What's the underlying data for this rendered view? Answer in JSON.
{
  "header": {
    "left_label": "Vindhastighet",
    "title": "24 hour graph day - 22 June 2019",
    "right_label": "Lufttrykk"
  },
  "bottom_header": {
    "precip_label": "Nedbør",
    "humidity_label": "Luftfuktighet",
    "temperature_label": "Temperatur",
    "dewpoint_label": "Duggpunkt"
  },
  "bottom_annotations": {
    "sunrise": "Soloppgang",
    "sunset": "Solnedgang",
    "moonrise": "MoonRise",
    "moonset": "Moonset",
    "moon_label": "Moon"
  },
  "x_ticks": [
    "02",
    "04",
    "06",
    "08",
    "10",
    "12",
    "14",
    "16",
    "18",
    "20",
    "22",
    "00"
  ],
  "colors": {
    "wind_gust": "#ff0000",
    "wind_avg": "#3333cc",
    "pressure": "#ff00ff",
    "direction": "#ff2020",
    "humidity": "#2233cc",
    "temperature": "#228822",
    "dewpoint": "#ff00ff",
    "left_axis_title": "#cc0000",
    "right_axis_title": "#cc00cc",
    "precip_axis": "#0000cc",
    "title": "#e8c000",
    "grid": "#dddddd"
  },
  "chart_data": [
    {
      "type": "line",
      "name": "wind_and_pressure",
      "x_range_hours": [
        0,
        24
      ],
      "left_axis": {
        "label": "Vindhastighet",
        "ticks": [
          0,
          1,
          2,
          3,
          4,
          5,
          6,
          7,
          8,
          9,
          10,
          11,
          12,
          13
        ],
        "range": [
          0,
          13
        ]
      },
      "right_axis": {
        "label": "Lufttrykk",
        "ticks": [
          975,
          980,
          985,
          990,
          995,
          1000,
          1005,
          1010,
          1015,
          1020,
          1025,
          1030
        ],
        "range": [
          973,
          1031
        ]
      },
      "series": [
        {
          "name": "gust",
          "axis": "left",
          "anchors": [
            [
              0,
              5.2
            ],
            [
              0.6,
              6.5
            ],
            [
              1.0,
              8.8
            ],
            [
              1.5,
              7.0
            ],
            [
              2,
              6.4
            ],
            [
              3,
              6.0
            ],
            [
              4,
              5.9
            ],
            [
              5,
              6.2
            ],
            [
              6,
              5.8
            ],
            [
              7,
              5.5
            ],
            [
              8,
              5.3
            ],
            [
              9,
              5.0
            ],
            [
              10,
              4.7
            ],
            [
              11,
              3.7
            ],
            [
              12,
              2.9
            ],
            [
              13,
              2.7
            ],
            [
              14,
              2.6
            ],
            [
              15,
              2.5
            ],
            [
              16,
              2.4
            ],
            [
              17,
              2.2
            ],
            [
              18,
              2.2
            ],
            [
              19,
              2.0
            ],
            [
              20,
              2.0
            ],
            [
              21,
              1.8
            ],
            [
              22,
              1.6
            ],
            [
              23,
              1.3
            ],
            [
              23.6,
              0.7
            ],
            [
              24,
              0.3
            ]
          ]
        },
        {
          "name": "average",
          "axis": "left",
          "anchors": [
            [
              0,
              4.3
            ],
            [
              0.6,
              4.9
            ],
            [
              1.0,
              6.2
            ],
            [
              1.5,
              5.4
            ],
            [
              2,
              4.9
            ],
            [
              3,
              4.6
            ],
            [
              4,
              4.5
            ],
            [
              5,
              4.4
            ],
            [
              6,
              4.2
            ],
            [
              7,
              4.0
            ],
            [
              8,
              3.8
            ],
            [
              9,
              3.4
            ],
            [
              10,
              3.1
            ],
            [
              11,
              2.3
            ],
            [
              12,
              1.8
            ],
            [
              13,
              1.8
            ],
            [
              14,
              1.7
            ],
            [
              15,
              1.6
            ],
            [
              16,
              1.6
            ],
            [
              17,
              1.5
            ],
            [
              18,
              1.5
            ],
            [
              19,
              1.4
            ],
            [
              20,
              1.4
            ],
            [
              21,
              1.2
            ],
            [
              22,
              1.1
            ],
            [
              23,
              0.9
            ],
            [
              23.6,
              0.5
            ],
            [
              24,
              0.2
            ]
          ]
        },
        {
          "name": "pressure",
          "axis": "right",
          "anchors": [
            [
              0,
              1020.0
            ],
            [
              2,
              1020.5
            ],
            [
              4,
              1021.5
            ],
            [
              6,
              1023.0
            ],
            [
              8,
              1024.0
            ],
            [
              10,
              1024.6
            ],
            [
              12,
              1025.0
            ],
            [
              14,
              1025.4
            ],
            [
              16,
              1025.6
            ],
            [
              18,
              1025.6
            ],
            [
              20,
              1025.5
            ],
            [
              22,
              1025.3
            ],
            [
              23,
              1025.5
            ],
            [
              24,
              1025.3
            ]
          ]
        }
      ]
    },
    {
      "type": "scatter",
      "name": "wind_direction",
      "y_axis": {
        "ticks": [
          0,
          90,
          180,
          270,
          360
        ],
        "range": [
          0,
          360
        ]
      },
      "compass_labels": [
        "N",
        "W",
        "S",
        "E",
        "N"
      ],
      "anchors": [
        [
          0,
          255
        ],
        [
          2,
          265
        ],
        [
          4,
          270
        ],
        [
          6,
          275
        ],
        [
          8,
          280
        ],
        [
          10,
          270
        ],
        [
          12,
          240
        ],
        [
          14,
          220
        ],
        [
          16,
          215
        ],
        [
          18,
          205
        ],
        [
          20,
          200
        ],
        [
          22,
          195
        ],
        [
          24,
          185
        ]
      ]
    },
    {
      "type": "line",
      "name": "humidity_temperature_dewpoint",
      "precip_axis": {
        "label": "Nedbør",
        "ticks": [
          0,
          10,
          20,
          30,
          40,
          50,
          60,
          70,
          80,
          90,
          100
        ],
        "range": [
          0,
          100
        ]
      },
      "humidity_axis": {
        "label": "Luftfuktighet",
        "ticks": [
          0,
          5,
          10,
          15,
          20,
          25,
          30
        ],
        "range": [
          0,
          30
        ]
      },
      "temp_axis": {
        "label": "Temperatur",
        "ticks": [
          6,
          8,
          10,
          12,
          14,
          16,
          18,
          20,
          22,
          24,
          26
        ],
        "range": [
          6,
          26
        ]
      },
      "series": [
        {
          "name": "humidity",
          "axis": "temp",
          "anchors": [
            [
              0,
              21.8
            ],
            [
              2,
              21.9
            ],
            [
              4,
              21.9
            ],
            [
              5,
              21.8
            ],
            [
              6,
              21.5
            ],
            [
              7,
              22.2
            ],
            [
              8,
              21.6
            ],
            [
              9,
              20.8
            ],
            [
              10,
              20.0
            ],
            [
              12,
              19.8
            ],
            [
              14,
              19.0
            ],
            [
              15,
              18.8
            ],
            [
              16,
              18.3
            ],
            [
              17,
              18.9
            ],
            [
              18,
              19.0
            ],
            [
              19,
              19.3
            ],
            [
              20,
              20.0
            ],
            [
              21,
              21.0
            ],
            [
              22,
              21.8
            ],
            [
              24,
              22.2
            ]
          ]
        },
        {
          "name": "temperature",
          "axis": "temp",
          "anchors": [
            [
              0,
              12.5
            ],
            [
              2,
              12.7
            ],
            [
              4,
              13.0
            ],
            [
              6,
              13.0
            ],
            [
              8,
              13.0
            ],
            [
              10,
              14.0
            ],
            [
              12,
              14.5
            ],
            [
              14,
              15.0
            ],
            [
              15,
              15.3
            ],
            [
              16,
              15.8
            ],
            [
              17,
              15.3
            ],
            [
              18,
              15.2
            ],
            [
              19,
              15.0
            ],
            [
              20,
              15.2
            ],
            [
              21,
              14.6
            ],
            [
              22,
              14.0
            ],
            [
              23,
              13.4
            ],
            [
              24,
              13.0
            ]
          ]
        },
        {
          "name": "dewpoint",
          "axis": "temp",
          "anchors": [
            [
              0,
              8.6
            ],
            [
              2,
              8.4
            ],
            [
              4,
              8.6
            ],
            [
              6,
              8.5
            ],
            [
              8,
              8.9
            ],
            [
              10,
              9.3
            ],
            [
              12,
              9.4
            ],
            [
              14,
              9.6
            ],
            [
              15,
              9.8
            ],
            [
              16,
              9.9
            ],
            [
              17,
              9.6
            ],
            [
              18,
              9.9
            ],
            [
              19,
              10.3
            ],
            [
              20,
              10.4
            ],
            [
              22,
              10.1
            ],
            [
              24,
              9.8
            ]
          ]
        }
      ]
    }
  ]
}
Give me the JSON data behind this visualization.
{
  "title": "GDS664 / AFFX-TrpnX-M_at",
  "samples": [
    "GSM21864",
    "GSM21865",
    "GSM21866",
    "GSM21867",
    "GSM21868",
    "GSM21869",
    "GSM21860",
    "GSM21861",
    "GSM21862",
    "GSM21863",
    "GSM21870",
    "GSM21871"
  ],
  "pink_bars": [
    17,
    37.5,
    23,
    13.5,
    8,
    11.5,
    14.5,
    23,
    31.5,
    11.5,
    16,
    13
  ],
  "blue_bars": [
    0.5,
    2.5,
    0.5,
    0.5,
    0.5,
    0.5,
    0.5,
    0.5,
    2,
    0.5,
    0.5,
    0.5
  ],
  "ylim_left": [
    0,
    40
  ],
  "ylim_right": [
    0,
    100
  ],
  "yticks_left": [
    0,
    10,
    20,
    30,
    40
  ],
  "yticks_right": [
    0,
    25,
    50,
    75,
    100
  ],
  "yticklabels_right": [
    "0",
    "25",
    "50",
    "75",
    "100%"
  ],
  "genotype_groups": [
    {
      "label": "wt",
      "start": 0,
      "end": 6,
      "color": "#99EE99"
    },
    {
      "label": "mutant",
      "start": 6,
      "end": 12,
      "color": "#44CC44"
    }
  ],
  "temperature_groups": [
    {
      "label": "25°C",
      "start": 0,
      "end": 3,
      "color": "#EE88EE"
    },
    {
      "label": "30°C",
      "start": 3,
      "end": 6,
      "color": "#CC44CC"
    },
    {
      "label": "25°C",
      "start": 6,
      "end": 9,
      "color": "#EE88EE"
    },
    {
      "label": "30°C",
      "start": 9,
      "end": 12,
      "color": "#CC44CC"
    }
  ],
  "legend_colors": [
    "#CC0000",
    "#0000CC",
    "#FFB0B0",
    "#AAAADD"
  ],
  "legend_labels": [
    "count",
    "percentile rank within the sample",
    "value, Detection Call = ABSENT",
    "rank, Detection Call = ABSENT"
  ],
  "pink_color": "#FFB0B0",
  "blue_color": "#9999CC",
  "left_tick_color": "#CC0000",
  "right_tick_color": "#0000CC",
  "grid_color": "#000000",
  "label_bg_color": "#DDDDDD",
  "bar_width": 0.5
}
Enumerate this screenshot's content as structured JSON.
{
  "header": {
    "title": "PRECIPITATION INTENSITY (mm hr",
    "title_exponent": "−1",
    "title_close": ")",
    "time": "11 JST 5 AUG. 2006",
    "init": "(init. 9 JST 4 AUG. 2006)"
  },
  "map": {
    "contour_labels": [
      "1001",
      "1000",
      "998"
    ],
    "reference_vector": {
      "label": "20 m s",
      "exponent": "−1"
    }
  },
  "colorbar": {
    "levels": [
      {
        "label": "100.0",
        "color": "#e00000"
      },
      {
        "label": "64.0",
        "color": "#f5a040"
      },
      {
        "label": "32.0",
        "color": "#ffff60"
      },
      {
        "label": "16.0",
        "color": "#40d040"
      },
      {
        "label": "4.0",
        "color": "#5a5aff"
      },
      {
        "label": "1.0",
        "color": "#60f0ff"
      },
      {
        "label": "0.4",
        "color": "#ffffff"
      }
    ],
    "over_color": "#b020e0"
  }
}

== == ==

Set problem: Return every line holding the word "rank" from the records.

Response below:
    "percentile rank within the sample",
    "rank, Detection Call = ABSENT"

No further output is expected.